Extrait du texte:
..............................

En Bref
Création de l'opéra
Des débuts difficiles
Les pêcheurs de perles est un opéra en trois actes du compositeur français Georges Bizet (1838-1875) sur un livret d'Eugène Cormon (de son vrai nom Pierre-Etienne Piestre, 1810-1903) et de Michel Carré (1821-1872). Écrite en 1863 par un tout jeune compositeur alors seulement âgé de vingt-cinq ans, cette œuvre dénote déjà de la grande maîtrise musicodramaturgique de son auteur à qui l'on pardonne quelques défauts de jeunesse tant dans la conception que dans la réalisation stylistique qui manque encore, à certains endroits, de singularité.
De nos jours, la production de ce compositeur (notamment Les pêcheurs de perles et bien sûr Carmen) est particulièrement mise en avant dans les maisons d'opéra. Pourtant, la carrière de Bizet et son opéra Les pêcheurs de perles ont faillit ne pas voir le jour. En effet, durant la seconde moitié du XIXe siècle, il est devenu très compliqué pour les jeunes compositeurs d'opéra de s'imposer sur les scènes parisiennes. Les directeurs d'opéra préfèrent monter des œuvres sûres comme les grands opéras historiques de compositeur comme Meyerbeer ou encore les opéras de Verdi.
Pourtant Bizet a mis toutes les chances de son côté : il s'est plié au rite de passage du Prix de Rome qu'il gagne en 1857 avec sa cantate Clovis et Clothilde. De plus, il a déjà prouvé sa valeur en tant que compositeur scénique avec son opérette Docteur Miracle (1856) écrite à l'occasion d'un concours organisé par Jacques Offenbach et qui avait précisément pour but la promotion de jeunes auteurs français. Mais rien n'y fait.
Une commande inespérée
Puis en avril 1863, par l'entremise des deux auteurs qui deviendront les librettistes de son opéra Les pêcheurs de perles, Bizet rencontre le directeur du Théâtre Lyrique de Paris Léon Carvalho qui lui propose la composition d'un opéra sur un livret de Cormon et Carré. La démarche de Carvalho est entre autres motivée par une rente annuelle donnée par l'ancien ministre des Beaux-Arts, le Comte Walewski, pour financer chaque année la création du premier opéra d'un lauréat du Prix de Rome.

..............................

Objectif 1:
Selon le texte sur l'opéra Les pêcheurs de perles, en quelle année Bizet a-t-il remporté le Prix de Rome ?
Objectif 2:
Recopiez les entrées depuis leur toute première ligne jusqu'à la ligne contenant « - paragraph-2: [86, 414, 664, 759] », celle-ci comprise.
Le texte et les entrées constituent deux matériaux indépendants l'un de l'autre.

..............................

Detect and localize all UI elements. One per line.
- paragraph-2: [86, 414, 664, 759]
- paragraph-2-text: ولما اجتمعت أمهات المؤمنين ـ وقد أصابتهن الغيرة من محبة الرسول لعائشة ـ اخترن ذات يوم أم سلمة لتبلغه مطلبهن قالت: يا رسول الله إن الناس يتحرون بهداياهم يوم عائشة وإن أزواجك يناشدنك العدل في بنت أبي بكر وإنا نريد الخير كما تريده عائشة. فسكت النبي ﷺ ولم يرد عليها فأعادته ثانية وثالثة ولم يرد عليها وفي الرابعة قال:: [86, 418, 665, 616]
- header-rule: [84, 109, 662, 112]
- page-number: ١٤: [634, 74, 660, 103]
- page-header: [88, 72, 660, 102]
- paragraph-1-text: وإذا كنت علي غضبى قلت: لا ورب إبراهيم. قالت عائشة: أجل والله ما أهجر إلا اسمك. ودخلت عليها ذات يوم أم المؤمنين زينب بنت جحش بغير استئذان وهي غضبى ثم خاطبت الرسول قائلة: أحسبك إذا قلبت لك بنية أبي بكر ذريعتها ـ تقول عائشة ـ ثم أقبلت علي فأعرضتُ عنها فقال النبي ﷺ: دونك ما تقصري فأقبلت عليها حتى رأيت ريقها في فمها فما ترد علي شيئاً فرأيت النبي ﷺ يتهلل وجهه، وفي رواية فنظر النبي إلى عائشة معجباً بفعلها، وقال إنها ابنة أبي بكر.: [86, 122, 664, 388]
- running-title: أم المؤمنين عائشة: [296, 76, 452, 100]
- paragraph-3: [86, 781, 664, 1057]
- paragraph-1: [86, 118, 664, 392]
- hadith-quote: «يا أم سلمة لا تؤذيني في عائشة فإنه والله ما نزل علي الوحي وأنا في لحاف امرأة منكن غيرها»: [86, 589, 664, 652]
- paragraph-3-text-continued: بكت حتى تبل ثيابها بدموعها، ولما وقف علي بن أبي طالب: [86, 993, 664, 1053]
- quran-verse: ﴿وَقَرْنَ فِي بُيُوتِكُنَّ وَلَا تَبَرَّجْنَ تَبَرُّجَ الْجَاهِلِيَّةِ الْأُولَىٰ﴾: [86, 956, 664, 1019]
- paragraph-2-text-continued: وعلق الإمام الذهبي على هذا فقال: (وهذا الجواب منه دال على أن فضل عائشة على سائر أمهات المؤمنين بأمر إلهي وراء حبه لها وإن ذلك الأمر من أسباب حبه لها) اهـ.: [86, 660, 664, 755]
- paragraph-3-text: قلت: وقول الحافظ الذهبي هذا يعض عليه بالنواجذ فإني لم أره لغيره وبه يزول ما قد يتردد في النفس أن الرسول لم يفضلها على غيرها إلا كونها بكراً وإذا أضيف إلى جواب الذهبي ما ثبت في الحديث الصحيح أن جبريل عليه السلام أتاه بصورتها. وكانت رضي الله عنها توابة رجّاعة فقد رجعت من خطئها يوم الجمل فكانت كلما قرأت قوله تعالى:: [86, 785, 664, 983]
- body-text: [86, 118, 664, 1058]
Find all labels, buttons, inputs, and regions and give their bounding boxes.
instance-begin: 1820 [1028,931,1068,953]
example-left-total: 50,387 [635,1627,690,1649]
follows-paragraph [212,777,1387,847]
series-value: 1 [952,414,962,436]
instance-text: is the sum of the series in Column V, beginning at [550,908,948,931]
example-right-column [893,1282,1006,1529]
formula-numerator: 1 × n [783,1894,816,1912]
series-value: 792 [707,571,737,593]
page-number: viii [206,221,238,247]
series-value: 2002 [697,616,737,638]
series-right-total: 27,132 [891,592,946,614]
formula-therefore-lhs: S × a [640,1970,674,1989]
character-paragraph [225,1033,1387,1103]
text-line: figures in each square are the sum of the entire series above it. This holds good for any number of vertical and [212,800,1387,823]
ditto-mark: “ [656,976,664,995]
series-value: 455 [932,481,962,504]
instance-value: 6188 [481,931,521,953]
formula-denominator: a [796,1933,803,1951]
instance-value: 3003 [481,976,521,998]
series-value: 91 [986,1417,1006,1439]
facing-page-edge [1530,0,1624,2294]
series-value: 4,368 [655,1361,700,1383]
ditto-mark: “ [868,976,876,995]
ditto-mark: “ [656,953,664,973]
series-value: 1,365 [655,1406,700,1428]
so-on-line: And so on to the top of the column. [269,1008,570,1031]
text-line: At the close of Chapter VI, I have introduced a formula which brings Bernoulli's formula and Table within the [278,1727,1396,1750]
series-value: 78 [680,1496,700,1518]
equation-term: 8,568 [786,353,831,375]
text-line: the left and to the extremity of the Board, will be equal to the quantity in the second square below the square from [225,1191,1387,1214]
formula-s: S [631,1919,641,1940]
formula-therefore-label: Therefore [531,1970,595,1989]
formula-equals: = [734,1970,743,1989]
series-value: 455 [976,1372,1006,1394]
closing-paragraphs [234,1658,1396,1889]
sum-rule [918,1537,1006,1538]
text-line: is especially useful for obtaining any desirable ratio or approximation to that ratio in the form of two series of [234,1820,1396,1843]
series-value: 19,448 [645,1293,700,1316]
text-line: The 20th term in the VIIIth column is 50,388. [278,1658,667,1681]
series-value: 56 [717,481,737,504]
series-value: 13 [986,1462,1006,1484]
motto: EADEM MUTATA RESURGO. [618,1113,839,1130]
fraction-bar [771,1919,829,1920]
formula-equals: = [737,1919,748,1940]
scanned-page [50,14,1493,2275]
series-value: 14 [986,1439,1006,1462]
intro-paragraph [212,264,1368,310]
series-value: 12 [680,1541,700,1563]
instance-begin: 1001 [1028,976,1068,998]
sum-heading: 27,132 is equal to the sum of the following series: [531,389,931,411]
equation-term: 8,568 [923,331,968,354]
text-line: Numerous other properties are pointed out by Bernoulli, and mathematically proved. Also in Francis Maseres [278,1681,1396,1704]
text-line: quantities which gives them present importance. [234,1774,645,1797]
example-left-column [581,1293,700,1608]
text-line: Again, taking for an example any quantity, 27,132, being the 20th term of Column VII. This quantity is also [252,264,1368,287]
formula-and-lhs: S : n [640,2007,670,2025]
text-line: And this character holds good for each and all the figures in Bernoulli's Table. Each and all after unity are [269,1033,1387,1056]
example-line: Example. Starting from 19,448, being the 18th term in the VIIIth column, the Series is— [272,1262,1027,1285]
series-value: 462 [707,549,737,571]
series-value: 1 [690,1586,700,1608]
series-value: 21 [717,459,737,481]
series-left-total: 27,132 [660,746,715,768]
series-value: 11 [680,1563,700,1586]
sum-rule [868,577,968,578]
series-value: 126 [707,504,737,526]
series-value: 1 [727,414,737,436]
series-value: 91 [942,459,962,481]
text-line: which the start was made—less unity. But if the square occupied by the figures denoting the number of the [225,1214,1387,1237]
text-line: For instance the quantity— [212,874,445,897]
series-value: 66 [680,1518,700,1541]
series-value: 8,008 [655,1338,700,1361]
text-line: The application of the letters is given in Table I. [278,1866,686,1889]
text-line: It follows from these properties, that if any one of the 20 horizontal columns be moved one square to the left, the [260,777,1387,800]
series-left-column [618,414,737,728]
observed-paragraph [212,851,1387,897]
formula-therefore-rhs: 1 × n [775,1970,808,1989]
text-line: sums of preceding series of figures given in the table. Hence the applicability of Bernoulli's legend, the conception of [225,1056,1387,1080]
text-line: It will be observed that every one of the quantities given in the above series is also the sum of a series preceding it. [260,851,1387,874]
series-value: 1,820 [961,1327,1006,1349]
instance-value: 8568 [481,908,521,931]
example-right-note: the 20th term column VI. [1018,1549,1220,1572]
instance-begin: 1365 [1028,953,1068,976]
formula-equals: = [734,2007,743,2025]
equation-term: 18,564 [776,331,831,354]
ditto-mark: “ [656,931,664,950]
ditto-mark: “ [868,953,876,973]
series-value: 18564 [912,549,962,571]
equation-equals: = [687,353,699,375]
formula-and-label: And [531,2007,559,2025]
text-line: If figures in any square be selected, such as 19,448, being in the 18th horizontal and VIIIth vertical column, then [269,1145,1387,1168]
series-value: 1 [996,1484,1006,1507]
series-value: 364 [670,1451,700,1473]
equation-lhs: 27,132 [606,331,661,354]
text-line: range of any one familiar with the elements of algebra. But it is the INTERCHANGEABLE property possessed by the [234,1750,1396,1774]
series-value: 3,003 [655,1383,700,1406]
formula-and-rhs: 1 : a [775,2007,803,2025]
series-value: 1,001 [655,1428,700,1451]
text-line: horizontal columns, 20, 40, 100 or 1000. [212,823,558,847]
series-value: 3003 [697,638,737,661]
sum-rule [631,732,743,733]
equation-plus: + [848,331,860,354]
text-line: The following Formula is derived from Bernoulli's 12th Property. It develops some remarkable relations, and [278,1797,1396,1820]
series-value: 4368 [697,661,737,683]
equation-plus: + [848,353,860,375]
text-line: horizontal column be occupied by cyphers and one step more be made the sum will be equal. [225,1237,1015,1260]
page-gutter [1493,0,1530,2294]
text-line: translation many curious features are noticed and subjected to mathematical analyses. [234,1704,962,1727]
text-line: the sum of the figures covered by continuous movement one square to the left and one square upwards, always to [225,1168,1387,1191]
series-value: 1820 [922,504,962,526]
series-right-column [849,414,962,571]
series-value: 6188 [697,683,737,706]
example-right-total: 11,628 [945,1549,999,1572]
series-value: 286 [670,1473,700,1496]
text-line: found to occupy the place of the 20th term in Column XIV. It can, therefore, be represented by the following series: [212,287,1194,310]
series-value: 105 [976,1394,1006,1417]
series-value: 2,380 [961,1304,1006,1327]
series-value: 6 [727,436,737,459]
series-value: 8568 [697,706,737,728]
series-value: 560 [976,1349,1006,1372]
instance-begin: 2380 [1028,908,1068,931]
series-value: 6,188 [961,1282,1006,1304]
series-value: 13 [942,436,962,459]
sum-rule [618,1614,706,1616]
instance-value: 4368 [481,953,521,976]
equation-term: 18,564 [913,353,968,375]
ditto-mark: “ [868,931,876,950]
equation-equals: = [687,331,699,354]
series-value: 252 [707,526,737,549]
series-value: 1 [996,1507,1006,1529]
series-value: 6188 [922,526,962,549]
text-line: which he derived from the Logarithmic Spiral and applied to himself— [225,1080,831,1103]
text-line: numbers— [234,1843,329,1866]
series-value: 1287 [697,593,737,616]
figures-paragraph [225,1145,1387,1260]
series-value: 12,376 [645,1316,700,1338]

..............................

Réponse rédigée 1:
En 1857.

Réponse rédigée 2:
Detect and localize all UI elements. One per line.
- paragraph-2: [86, 414, 664, 759]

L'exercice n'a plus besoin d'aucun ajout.